(STATED TASK): All of the data must be printed exactly; please include every line.

(GIVEN ENTRIES):
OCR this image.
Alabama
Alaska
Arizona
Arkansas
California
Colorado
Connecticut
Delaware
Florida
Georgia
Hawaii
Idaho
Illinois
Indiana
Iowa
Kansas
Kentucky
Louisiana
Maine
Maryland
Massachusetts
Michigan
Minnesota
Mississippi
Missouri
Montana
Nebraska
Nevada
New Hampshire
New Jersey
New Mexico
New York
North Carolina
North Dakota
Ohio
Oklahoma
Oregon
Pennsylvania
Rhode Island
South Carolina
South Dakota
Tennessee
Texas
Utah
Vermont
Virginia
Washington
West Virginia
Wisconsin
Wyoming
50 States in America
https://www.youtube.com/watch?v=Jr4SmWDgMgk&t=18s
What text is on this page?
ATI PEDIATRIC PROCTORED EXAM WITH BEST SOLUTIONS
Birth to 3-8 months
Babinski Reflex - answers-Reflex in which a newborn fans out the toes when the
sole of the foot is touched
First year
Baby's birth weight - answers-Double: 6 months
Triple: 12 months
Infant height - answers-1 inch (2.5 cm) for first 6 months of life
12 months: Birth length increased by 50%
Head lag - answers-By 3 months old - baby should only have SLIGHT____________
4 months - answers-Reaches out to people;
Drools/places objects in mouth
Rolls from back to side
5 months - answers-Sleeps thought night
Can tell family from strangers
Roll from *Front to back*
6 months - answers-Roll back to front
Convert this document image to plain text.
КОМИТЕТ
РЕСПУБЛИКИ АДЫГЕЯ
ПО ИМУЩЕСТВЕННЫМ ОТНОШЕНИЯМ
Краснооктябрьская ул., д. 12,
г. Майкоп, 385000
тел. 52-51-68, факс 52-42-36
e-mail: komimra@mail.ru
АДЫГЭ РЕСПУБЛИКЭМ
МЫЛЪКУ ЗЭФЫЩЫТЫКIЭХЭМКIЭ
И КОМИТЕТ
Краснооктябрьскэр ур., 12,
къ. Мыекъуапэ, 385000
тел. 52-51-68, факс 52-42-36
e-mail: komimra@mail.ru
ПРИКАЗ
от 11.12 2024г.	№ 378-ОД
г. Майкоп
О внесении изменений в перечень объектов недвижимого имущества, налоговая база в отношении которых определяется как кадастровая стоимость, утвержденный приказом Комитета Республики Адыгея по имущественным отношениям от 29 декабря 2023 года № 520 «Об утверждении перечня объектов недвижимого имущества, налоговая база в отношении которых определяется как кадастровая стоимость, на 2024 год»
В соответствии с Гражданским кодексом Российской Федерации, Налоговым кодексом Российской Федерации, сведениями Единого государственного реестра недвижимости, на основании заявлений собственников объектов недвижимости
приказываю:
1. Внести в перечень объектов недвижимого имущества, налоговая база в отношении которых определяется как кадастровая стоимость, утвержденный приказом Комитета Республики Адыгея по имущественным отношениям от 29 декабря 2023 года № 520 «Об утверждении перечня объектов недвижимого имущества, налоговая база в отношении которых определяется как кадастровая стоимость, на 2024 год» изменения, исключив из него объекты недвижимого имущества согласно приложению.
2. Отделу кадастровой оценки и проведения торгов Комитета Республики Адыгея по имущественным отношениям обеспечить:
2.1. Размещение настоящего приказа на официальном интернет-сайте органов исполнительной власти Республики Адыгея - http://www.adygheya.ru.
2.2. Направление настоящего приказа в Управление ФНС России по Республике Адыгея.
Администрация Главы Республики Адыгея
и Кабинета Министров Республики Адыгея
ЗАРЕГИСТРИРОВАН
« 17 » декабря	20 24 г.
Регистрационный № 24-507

(RESULT OF THE TASK):
OCR this image.
Alabama
Alaska
Arizona
Arkansas
California
Colorado
Connecticut
Delaware
Florida
Georgia
Hawaii
Idaho
Illinois
Indiana
Iowa
Kansas
Kentucky
Louisiana
Maine
Maryland
Massachusetts
Michigan
Minnesota
Mississippi
Missouri
Montana
Nebraska
Nevada
New Hampshire
New Jersey
New Mexico
New York
North Carolina
North Dakota
Ohio
Oklahoma
Oregon
Pennsylvania
Rhode Island
South Carolina
South Dakota
Tennessee
Texas
Utah
Vermont
Virginia
Washington
West Virginia
Wisconsin
Wyoming
50 States in America
https://www.youtube.com/watch?v=Jr4SmWDgMgk&t=18s
What text is on this page?
ATI PEDIATRIC PROCTORED EXAM WITH BEST SOLUTIONS
Birth to 3-8 months
Babinski Reflex - answers-Reflex in which a newborn fans out the toes when the
sole of the foot is touched
First year
Baby's birth weight - answers-Double: 6 months
Triple: 12 months
Infant height - answers-1 inch (2.5 cm) for first 6 months of life
12 months: Birth length increased by 50%
Head lag - answers-By 3 months old - baby should only have SLIGHT____________
4 months - answers-Reaches out to people;
Drools/places objects in mouth
Rolls from back to side
5 months - answers-Sleeps thought night
Can tell family from strangers
Roll from *Front to back*
6 months - answers-Roll back to front
Convert this document image to plain text.
КОМИТЕТ
РЕСПУБЛИКИ АДЫГЕЯ
ПО ИМУЩЕСТВЕННЫМ ОТНОШЕНИЯМ
Краснооктябрьская ул., д. 12,
г. Майкоп, 385000
тел. 52-51-68, факс 52-42-36
e-mail: komimra@mail.ru
АДЫГЭ РЕСПУБЛИКЭМ
МЫЛЪКУ ЗЭФЫЩЫТЫКIЭХЭМКIЭ
И КОМИТЕТ
Краснооктябрьскэр ур., 12,
къ. Мыекъуапэ, 385000
тел. 52-51-68, факс 52-42-36
e-mail: komimra@mail.ru
ПРИКАЗ
от 11.12 2024г.	№ 378-ОД
г. Майкоп
О внесении изменений в перечень объектов недвижимого имущества, налоговая база в отношении которых определяется как кадастровая стоимость, утвержденный приказом Комитета Республики Адыгея по имущественным отношениям от 29 декабря 2023 года № 520 «Об утверждении перечня объектов недвижимого имущества, налоговая база в отношении которых определяется как кадастровая стоимость, на 2024 год»
В соответствии с Гражданским кодексом Российской Федерации, Налоговым кодексом Российской Федерации, сведениями Единого государственного реестра недвижимости, на основании заявлений собственников объектов недвижимости
приказываю:
1. Внести в перечень объектов недвижимого имущества, налоговая база в отношении которых определяется как кадастровая стоимость, утвержденный приказом Комитета Республики Адыгея по имущественным отношениям от 29 декабря 2023 года № 520 «Об утверждении перечня объектов недвижимого имущества, налоговая база в отношении которых определяется как кадастровая стоимость, на 2024 год» изменения, исключив из него объекты недвижимого имущества согласно приложению.
2. Отделу кадастровой оценки и проведения торгов Комитета Республики Адыгея по имущественным отношениям обеспечить:
2.1. Размещение настоящего приказа на официальном интернет-сайте органов исполнительной власти Республики Адыгея - http://www.adygheya.ru.
2.2. Направление настоящего приказа в Управление ФНС России по Республике Адыгея.
Администрация Главы Республики Адыгея
и Кабинета Министров Республики Адыгея
ЗАРЕГИСТРИРОВАН
« 17 » декабря	20 24 г.
Регистрационный № 24-507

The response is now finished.